*What you are asked to do*
Return a copy of every line in the records that includes the word "upon".

*Collection entries*
* * * *
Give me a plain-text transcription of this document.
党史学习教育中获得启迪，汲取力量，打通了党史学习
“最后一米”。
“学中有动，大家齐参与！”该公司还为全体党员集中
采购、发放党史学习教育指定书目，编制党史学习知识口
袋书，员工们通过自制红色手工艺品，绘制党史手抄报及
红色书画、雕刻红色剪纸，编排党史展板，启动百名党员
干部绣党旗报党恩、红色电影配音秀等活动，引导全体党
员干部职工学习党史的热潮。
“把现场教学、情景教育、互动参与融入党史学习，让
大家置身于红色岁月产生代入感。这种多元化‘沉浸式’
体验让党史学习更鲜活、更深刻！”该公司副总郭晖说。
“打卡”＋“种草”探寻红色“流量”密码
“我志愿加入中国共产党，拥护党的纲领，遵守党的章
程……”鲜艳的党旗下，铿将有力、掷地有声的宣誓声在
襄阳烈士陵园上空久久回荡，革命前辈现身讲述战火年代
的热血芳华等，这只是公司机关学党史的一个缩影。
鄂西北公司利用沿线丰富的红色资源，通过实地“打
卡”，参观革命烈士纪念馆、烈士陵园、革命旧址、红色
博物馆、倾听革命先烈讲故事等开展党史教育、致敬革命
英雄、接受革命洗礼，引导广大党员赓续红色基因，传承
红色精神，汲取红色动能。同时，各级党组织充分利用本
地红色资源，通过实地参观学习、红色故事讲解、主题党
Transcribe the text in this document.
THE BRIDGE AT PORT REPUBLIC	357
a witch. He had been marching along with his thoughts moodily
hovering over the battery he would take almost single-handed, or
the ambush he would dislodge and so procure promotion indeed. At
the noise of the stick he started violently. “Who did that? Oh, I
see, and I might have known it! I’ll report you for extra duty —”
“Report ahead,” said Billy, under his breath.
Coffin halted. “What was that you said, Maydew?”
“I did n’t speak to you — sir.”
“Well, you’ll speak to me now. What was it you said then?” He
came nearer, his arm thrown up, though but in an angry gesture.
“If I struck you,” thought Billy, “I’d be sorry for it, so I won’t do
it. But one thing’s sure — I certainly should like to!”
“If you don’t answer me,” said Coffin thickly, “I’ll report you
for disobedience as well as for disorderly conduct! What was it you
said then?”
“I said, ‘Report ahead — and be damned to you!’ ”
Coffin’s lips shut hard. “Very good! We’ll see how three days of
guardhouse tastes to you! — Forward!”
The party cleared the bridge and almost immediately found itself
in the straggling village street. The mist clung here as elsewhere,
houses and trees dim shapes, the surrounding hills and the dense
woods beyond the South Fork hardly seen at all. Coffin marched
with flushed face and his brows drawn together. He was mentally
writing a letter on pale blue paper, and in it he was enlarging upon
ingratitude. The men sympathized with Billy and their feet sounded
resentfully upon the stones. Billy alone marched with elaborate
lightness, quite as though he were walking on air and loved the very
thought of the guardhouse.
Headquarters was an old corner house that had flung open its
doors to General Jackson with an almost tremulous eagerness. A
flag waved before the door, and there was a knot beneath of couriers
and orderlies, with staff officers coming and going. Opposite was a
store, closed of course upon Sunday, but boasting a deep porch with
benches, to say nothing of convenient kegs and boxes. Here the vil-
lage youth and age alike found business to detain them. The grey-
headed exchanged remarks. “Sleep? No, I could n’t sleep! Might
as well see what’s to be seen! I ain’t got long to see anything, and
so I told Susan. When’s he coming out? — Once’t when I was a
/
* * * *
*The reply*
writing a letter on pale blue paper, and in it he was enlarging upon
resentfully upon the stones. Billy alone marched with elaborate
store, closed of course upon Sunday, but boasting a deep porch with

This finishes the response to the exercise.